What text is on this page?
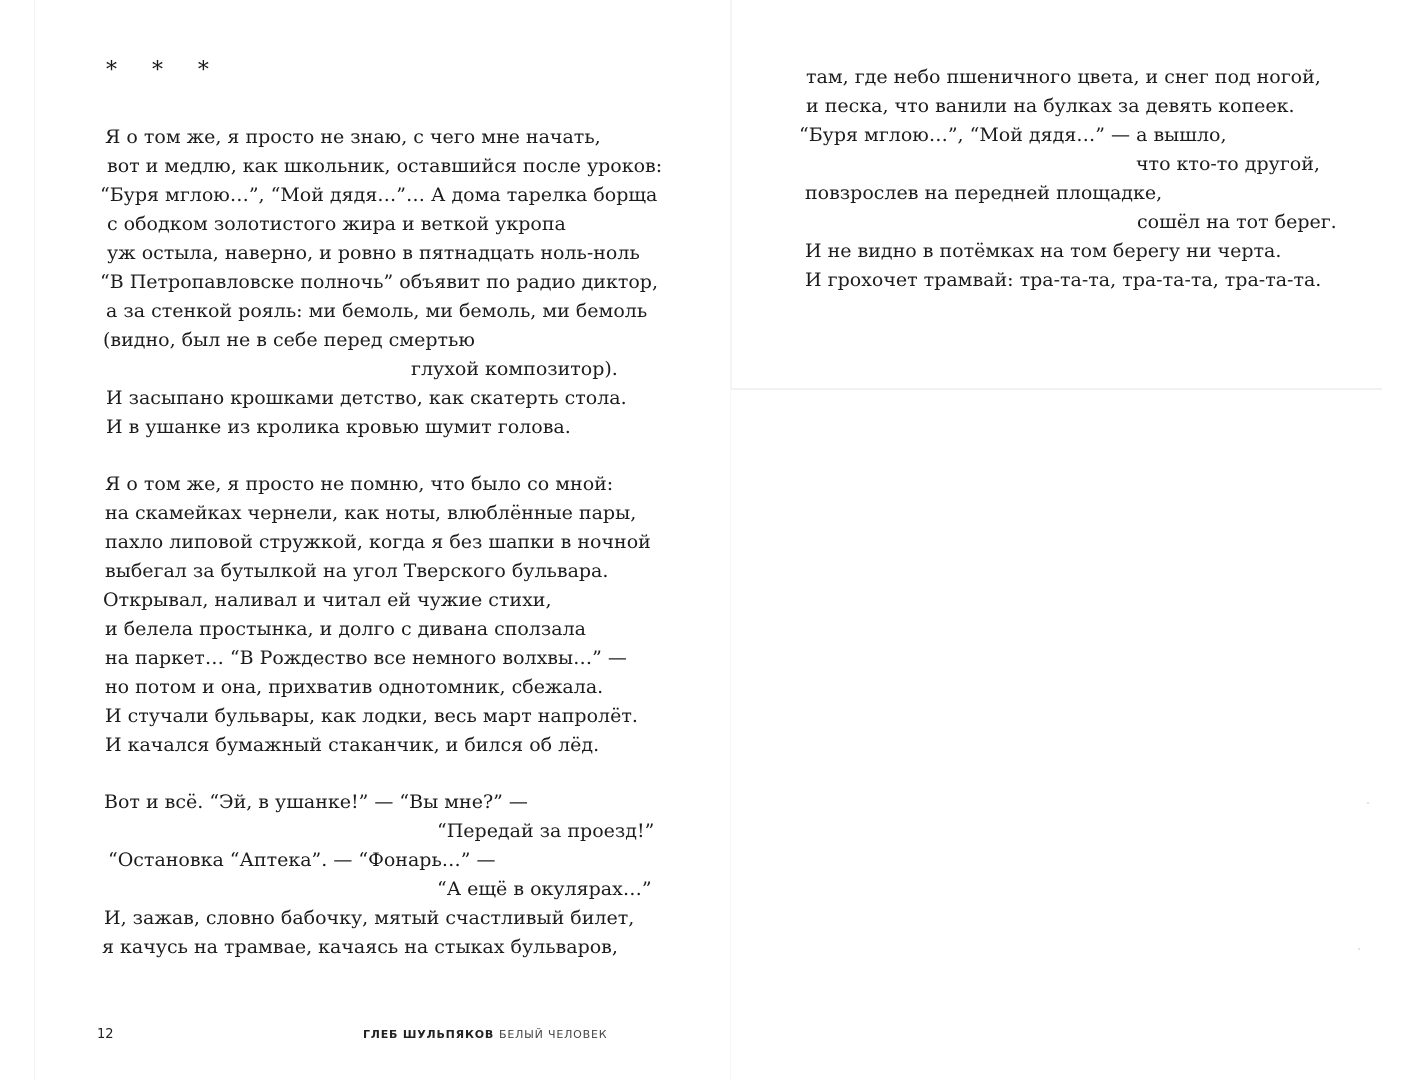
*     *     *
Я о том же, я просто не знаю, с чего мне начать,
вот и медлю, как школьник, оставшийся после уроков:
“Буря мглою…”, “Мой дядя…”… А дома тарелка борща
с ободком золотистого жира и веткой укропа
уж остыла, наверно, и ровно в пятнадцать ноль-ноль
“В Петропавловске полночь” объявит по радио диктор,
а за стенкой рояль: ми бемоль, ми бемоль, ми бемоль
(видно, был не в себе перед смертью
глухой композитор).
И засыпано крошками детство, как скатерть стола.
И в ушанке из кролика кровью шумит голова.
Я о том же, я просто не помню, что было со мной:
на скамейках чернели, как ноты, влюблённые пары,
пахло липовой стружкой, когда я без шапки в ночной
выбегал за бутылкой на угол Тверского бульвара.
Открывал, наливал и читал ей чужие стихи,
и белела простынка, и долго с дивана сползала
на паркет… “В Рождество все немного волхвы…” —
но потом и она, прихватив однотомник, сбежала.
И стучали бульвары, как лодки, весь март напролёт.
И качался бумажный стаканчик, и бился об лёд.
Вот и всё. “Эй, в ушанке!” — “Вы мне?” —
“Передай за проезд!”
“Остановка “Аптека”. — “Фонарь…” —
“А ещё в окулярах…”
И, зажав, словно бабочку, мятый счастливый билет,
я качусь на трамвае, качаясь на стыках бульваров,
там, где небо пшеничного цвета, и снег под ногой,
и песка, что ванили на булках за девять копеек.
“Буря мглою…”, “Мой дядя…” — а вышло,
что кто-то другой,
повзрослев на передней площадке,
сошёл на тот берег.
И не видно в потёмках на том берегу ни черта.
И грохочет трамвай: тра-та-та, тра-та-та, тра-та-та.
12	ГЛЕБ ШУЛЬПЯКОВ БЕЛЫЙ ЧЕЛОВЕК
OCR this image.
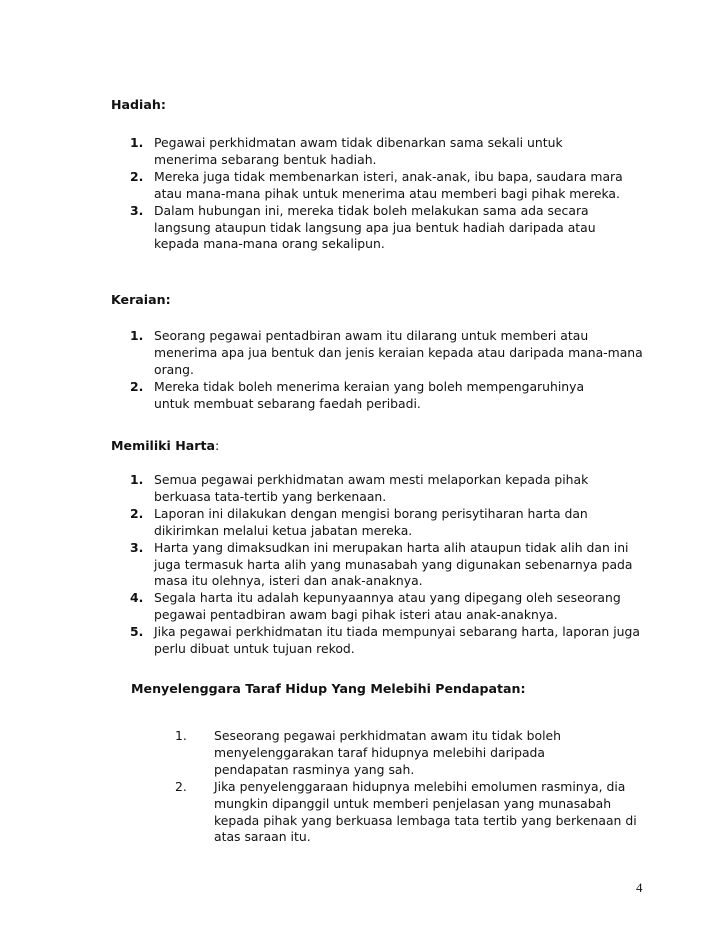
Hadiah:
1. Pegawai perkhidmatan awam tidak dibenarkan sama sekali untuk menerima sebarang bentuk hadiah.
2. Mereka juga tidak membenarkan isteri, anak-anak, ibu bapa, saudara mara atau mana-mana pihak untuk menerima atau memberi bagi pihak mereka.
3. Dalam hubungan ini, mereka tidak boleh melakukan sama ada secara langsung ataupun tidak langsung apa jua bentuk hadiah daripada atau kepada mana-mana orang sekalipun.
Keraian:
1. Seorang pegawai pentadbiran awam itu dilarang untuk memberi atau menerima apa jua bentuk dan jenis keraian kepada atau daripada mana-mana orang.
2. Mereka tidak boleh menerima keraian yang boleh mempengaruhinya untuk membuat sebarang faedah peribadi.
Memiliki Harta:
1. Semua pegawai perkhidmatan awam mesti melaporkan kepada pihak berkuasa tata-tertib yang berkenaan.
2. Laporan ini dilakukan dengan mengisi borang perisytiharan harta dan dikirimkan melalui ketua jabatan mereka.
3. Harta yang dimaksudkan ini merupakan harta alih ataupun tidak alih dan ini juga termasuk harta alih yang munasabah yang digunakan sebenarnya pada masa itu olehnya, isteri dan anak-anaknya.
4. Segala harta itu adalah kepunyaannya atau yang dipegang oleh seseorang pegawai pentadbiran awam bagi pihak isteri atau anak-anaknya.
5. Jika pegawai perkhidmatan itu tiada mempunyai sebarang harta, laporan juga perlu dibuat untuk tujuan rekod.
Menyelenggara Taraf Hidup Yang Melebihi Pendapatan:
1. Seseorang pegawai perkhidmatan awam itu tidak boleh menyelenggarakan taraf hidupnya melebihi daripada pendapatan rasminya yang sah.
2. Jika penyelenggaraan hidupnya melebihi emolumen rasminya, dia mungkin dipanggil untuk memberi penjelasan yang munasabah kepada pihak yang berkuasa lembaga tata tertib yang berkenaan di atas saraan itu.
4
------------
◆ Written problem ◆
Set down nothing but the lines from the one containing "OCR this image." to the final line above, both included, with every picture left out.

◆ Task result ◆
OCR this image.
Hadiah:
1. Pegawai perkhidmatan awam tidak dibenarkan sama sekali untuk menerima sebarang bentuk hadiah.
2. Mereka juga tidak membenarkan isteri, anak-anak, ibu bapa, saudara mara atau mana-mana pihak untuk menerima atau memberi bagi pihak mereka.
3. Dalam hubungan ini, mereka tidak boleh melakukan sama ada secara langsung ataupun tidak langsung apa jua bentuk hadiah daripada atau kepada mana-mana orang sekalipun.
Keraian:
1. Seorang pegawai pentadbiran awam itu dilarang untuk memberi atau menerima apa jua bentuk dan jenis keraian kepada atau daripada mana-mana orang.
2. Mereka tidak boleh menerima keraian yang boleh mempengaruhinya untuk membuat sebarang faedah peribadi.
Memiliki Harta:
1. Semua pegawai perkhidmatan awam mesti melaporkan kepada pihak berkuasa tata-tertib yang berkenaan.
2. Laporan ini dilakukan dengan mengisi borang perisytiharan harta dan dikirimkan melalui ketua jabatan mereka.
3. Harta yang dimaksudkan ini merupakan harta alih ataupun tidak alih dan ini juga termasuk harta alih yang munasabah yang digunakan sebenarnya pada masa itu olehnya, isteri dan anak-anaknya.
4. Segala harta itu adalah kepunyaannya atau yang dipegang oleh seseorang pegawai pentadbiran awam bagi pihak isteri atau anak-anaknya.
5. Jika pegawai perkhidmatan itu tiada mempunyai sebarang harta, laporan juga perlu dibuat untuk tujuan rekod.
Menyelenggara Taraf Hidup Yang Melebihi Pendapatan:
1. Seseorang pegawai perkhidmatan awam itu tidak boleh menyelenggarakan taraf hidupnya melebihi daripada pendapatan rasminya yang sah.
2. Jika penyelenggaraan hidupnya melebihi emolumen rasminya, dia mungkin dipanggil untuk memberi penjelasan yang munasabah kepada pihak yang berkuasa lembaga tata tertib yang berkenaan di atas saraan itu.
4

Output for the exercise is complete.